+++ Page

January 02, 2013

My Creepo Facebook Messages - Part 2

Hey everyone! So my last "Creepo Facebook Messages" post was such a huge hit that I decided to entertain you with even more creepos! Luckily I get a never ending stream of these weirdo messages so I will never run out of material. And as someone suggested, maybe I'll even print a book with all of them haha.

If anyone has gotten perverted messages in their own inbox, feel free to email a screenshot to me at Jewelzblog@gmail.com. Would love to see some that are not targeted towards me for once :)

Here ya go...



My Creepo Facebook Messages - Part 2



-I have never scammed anyone out of their hard earned money as of yet... So no, I believe I am not Nigerian at the moment. PS...Seriously though, do I even look half Nigerian to you??



-First off, I'm proud to be a man lover and take offense to being called a "lesbo". Second, the thought of you looking at my photos and getting "hot" down there is enough to make me want to delete my FB account....forever.

++++++

Short exercise A ▸ List every word or phrase that appears inside double quotation marks in the blog post above.
Short exercise B ▸ Reproduce the passage of the blog post above that begins at the words "-I have never" and stops after "Nigerian to you??".

+++ Entries

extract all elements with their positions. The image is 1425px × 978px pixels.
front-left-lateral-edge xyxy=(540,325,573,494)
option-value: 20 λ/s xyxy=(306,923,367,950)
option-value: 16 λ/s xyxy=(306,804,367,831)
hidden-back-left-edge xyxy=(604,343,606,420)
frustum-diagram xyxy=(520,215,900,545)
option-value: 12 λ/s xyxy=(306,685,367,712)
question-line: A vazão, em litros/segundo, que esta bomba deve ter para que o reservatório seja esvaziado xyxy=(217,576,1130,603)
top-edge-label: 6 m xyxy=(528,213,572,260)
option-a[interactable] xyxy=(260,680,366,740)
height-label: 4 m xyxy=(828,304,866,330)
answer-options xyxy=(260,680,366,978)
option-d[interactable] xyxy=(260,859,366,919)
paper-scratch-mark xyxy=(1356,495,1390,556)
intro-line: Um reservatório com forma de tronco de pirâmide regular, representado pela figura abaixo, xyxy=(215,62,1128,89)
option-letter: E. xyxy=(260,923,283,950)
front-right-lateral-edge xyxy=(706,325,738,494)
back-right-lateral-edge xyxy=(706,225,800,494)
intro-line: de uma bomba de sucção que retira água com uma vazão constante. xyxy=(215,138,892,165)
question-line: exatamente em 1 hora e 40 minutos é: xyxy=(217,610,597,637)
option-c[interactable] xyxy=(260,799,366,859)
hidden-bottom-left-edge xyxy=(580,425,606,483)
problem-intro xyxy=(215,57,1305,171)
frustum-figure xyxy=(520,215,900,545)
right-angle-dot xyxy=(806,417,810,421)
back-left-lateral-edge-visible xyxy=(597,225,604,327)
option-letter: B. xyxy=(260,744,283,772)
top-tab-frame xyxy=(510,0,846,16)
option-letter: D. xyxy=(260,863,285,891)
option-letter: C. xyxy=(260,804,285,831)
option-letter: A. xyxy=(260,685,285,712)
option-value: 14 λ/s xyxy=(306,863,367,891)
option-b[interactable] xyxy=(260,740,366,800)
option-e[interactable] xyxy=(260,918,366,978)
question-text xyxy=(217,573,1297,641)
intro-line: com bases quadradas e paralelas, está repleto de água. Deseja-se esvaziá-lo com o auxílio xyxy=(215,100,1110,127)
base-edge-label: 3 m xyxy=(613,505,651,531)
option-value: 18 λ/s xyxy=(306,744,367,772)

++++++

Final result A ▸ "Creepo Facebook Messages", "lesbo", "hot"

Final result B ▸
-I have never scammed anyone out of their hard earned money as of yet... So no, I believe I am not Nigerian at the moment. PS...Seriously though, do I even look half Nigerian to you??